Omit the pictures, then write out every entry exactly as it reads.
* BEGIN RECORDS FOR THIS TASK *
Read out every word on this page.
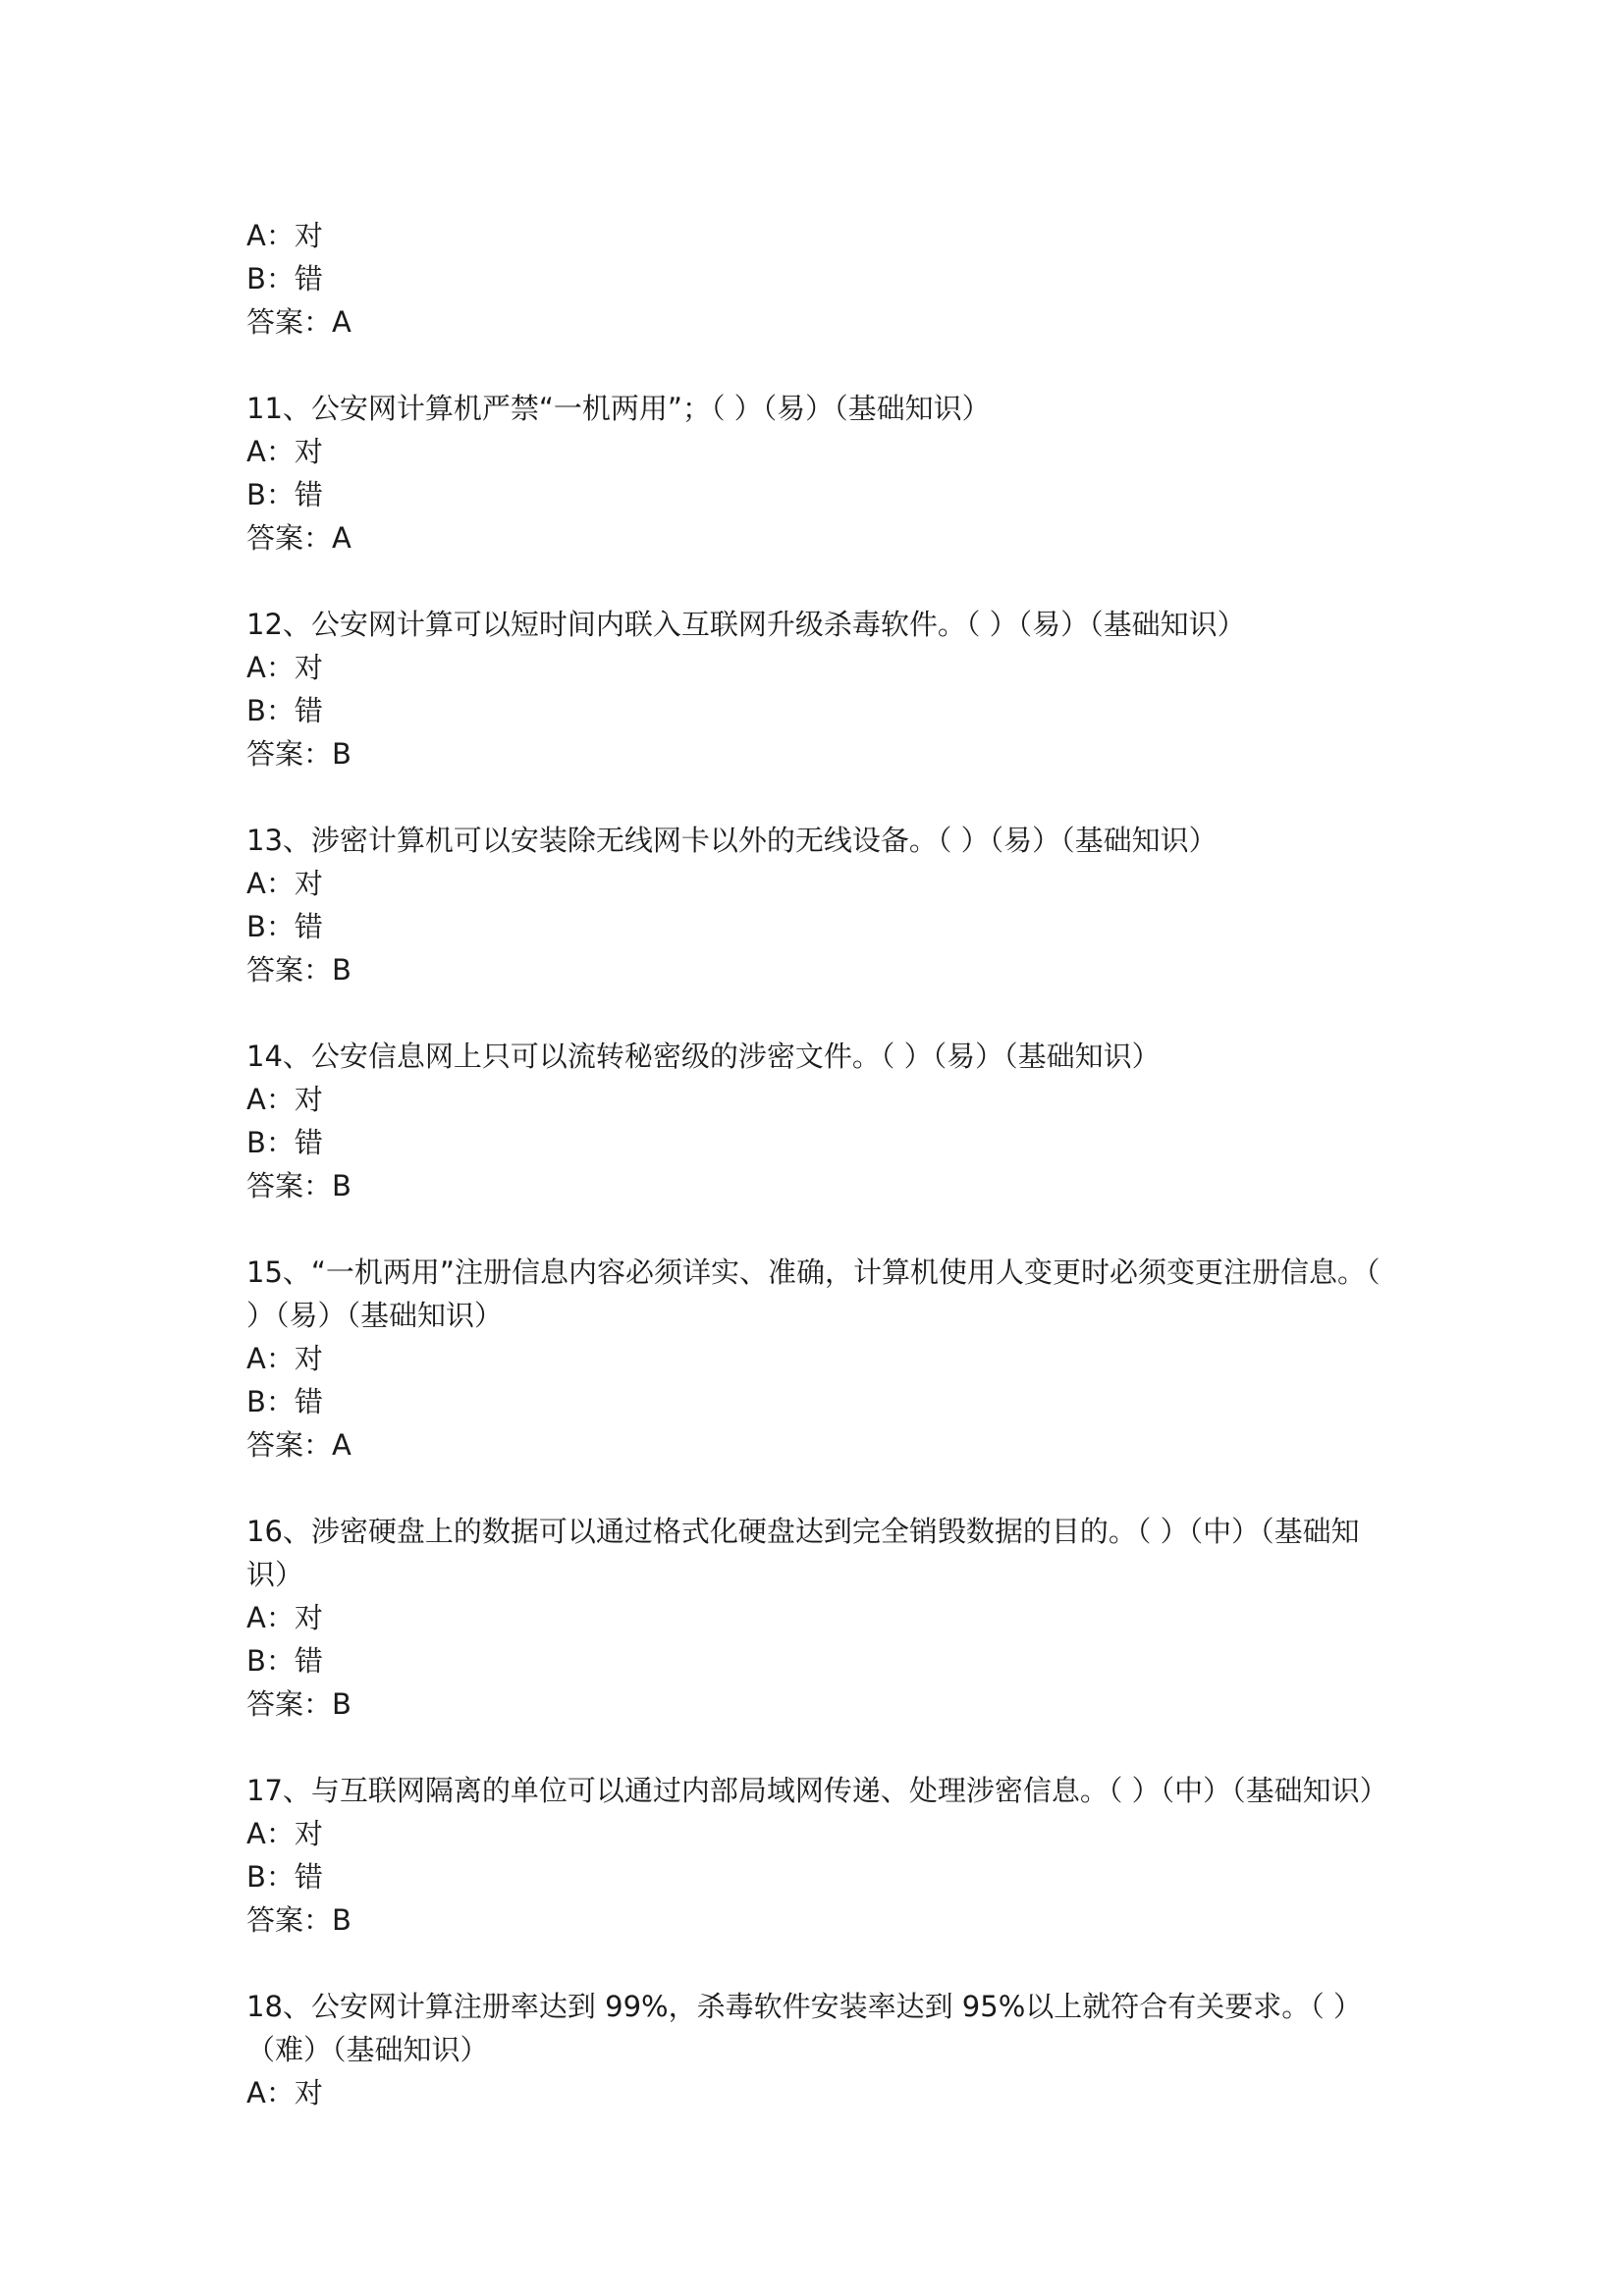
A：对
B：错
答案：A
11、公安网计算机严禁“一机两用”；（ ）（易）（基础知识）
A：对
B：错
答案：A
12、公安网计算可以短时间内联入互联网升级杀毒软件。（ ）（易）（基础知识）
A：对
B：错
答案：B
13、涉密计算机可以安装除无线网卡以外的无线设备。（ ）（易）（基础知识）
A：对
B：错
答案：B
14、公安信息网上只可以流转秘密级的涉密文件。（ ）（易）（基础知识）
A：对
B：错
答案：B
15、“一机两用”注册信息内容必须详实、准确，计算机使用人变更时必须变更注册信息。（
）（易）（基础知识）
A：对
B：错
答案：A
16、涉密硬盘上的数据可以通过格式化硬盘达到完全销毁数据的目的。（ ）（中）（基础知
识）
A：对
B：错
答案：B
17、与互联网隔离的单位可以通过内部局域网传递、处理涉密信息。（ ）（中）（基础知识）
A：对
B：错
答案：B
18、公安网计算注册率达到 99%，杀毒软件安装率达到 95%以上就符合有关要求。（ ）
（难）（基础知识）
A：对
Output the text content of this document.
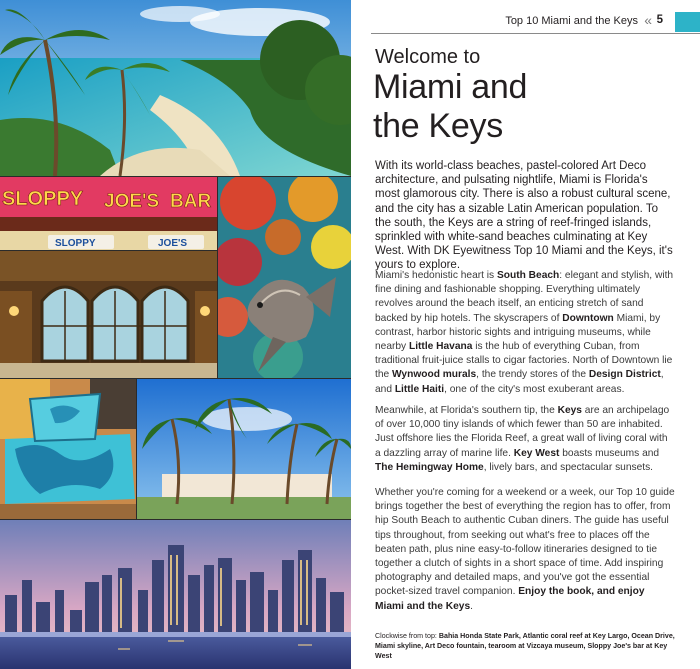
SLOPPY JOE'S BAR
SLOPPY	JOE'S
Top 10 Miami and the Keys « 5
Welcome to
Miami and
the Keys

With its world-class beaches, pastel-colored Art Deco architecture, and pulsating nightlife, Miami is Florida's most glamorous city. There is also a robust cultural scene, and the city has a sizable Latin American population. To the south, the Keys are a string of reef-fringed islands, sprinkled with white-sand beaches culminating at Key West. With DK Eyewitness Top 10 Miami and the Keys, it's yours to explore.

Miami's hedonistic heart is South Beach: elegant and stylish, with fine dining and fashionable shopping. Everything ultimately revolves around the beach itself, an enticing stretch of sand backed by hip hotels. The skyscrapers of Downtown Miami, by contrast, harbor historic sights and intriguing museums, while nearby Little Havana is the hub of everything Cuban, from traditional fruit-juice stalls to cigar factories. North of Downtown lie the Wynwood murals, the trendy stores of the Design District, and Little Haiti, one of the city's most exuberant areas.

Meanwhile, at Florida's southern tip, the Keys are an archipelago of over 10,000 tiny islands of which fewer than 50 are inhabited. Just offshore lies the Florida Reef, a great wall of living coral with a dazzling array of marine life. Key West boasts museums and The Hemingway Home, lively bars, and spectacular sunsets.

Whether you're coming for a weekend or a week, our Top 10 guide brings together the best of everything the region has to offer, from hip South Beach to authentic Cuban diners. The guide has useful tips throughout, from seeking out what's free to places off the beaten path, plus nine easy-to-follow itineraries designed to tie together a clutch of sights in a short space of time. Add inspiring photography and detailed maps, and you've got the essential pocket-sized travel companion. Enjoy the book, and enjoy Miami and the Keys.

Clockwise from top: Bahia Honda State Park, Atlantic coral reef at Key Largo, Ocean Drive, Miami skyline, Art Deco fountain, tearoom at Vizcaya museum, Sloppy Joe's bar at Key West
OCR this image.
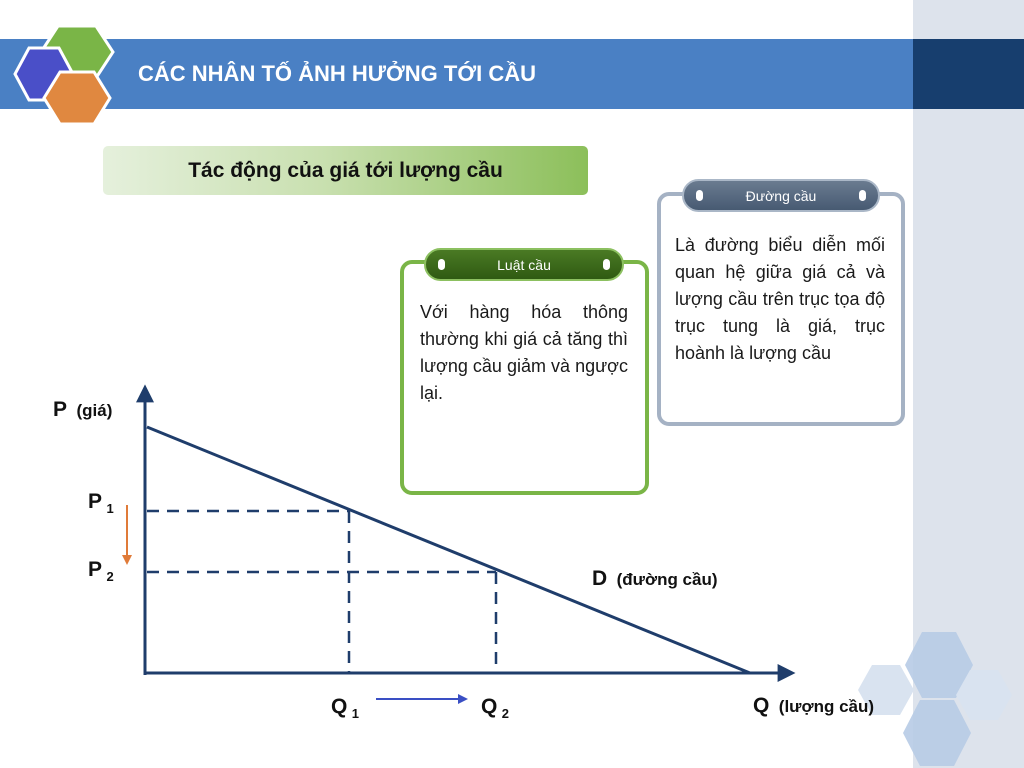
CÁC NHÂN TỐ ẢNH HƯỞNG TỚI CẦU
Tác động của giá tới lượng cầu
Luật cầu
Với hàng hóa thông thường khi giá cả tăng thì lượng cầu giảm và ngược lại.
Đường cầu
Là đường biểu diễn mối quan hệ giữa giá cả và lượng cầu trên trục tọa độ trục tung là giá, trục hoành là lượng cầu
P (giá)
P $_1$
P $_2$
Q $_1$	Q $_2$
D (đường cầu)
Q (lượng cầu)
* END RECORDS FOR THIS TASK *
REPLY
Read out every word on this page.
A：对
B：错
答案：A
11、公安网计算机严禁“一机两用”；（ ）（易）（基础知识）
A：对
B：错
答案：A
12、公安网计算可以短时间内联入互联网升级杀毒软件。（ ）（易）（基础知识）
A：对
B：错
答案：B
13、涉密计算机可以安装除无线网卡以外的无线设备。（ ）（易）（基础知识）
A：对
B：错
答案：B
14、公安信息网上只可以流转秘密级的涉密文件。（ ）（易）（基础知识）
A：对
B：错
答案：B
15、“一机两用”注册信息内容必须详实、准确，计算机使用人变更时必须变更注册信息。（
）（易）（基础知识）
A：对
B：错
答案：A
16、涉密硬盘上的数据可以通过格式化硬盘达到完全销毁数据的目的。（ ）（中）（基础知
识）
A：对
B：错
答案：B
17、与互联网隔离的单位可以通过内部局域网传递、处理涉密信息。（ ）（中）（基础知识）
A：对
B：错
答案：B
18、公安网计算注册率达到 99%，杀毒软件安装率达到 95%以上就符合有关要求。（ ）
（难）（基础知识）
A：对
Output the text content of this document.
SLOPPY JOE'S BAR
SLOPPY	JOE'S
Top 10 Miami and the Keys « 5
Welcome to
Miami and
the Keys

With its world-class beaches, pastel-colored Art Deco architecture, and pulsating nightlife, Miami is Florida's most glamorous city. There is also a robust cultural scene, and the city has a sizable Latin American population. To the south, the Keys are a string of reef-fringed islands, sprinkled with white-sand beaches culminating at Key West. With DK Eyewitness Top 10 Miami and the Keys, it's yours to explore.

Miami's hedonistic heart is South Beach: elegant and stylish, with fine dining and fashionable shopping. Everything ultimately revolves around the beach itself, an enticing stretch of sand backed by hip hotels. The skyscrapers of Downtown Miami, by contrast, harbor historic sights and intriguing museums, while nearby Little Havana is the hub of everything Cuban, from traditional fruit-juice stalls to cigar factories. North of Downtown lie the Wynwood murals, the trendy stores of the Design District, and Little Haiti, one of the city's most exuberant areas.

Meanwhile, at Florida's southern tip, the Keys are an archipelago of over 10,000 tiny islands of which fewer than 50 are inhabited. Just offshore lies the Florida Reef, a great wall of living coral with a dazzling array of marine life. Key West boasts museums and The Hemingway Home, lively bars, and spectacular sunsets.

Whether you're coming for a weekend or a week, our Top 10 guide brings together the best of everything the region has to offer, from hip South Beach to authentic Cuban diners. The guide has useful tips throughout, from seeking out what's free to places off the beaten path, plus nine easy-to-follow itineraries designed to tie together a clutch of sights in a short space of time. Add inspiring photography and detailed maps, and you've got the essential pocket-sized travel companion. Enjoy the book, and enjoy Miami and the Keys.

Clockwise from top: Bahia Honda State Park, Atlantic coral reef at Key Largo, Ocean Drive, Miami skyline, Art Deco fountain, tearoom at Vizcaya museum, Sloppy Joe's bar at Key West
OCR this image.
CÁC NHÂN TỐ ẢNH HƯỞNG TỚI CẦU
Tác động của giá tới lượng cầu
Luật cầu
Với hàng hóa thông thường khi giá cả tăng thì lượng cầu giảm và ngược lại.
Đường cầu
Là đường biểu diễn mối quan hệ giữa giá cả và lượng cầu trên trục tọa độ trục tung là giá, trục hoành là lượng cầu
P (giá)
P $_1$
P $_2$
Q $_1$	Q $_2$
D (đường cầu)
Q (lượng cầu)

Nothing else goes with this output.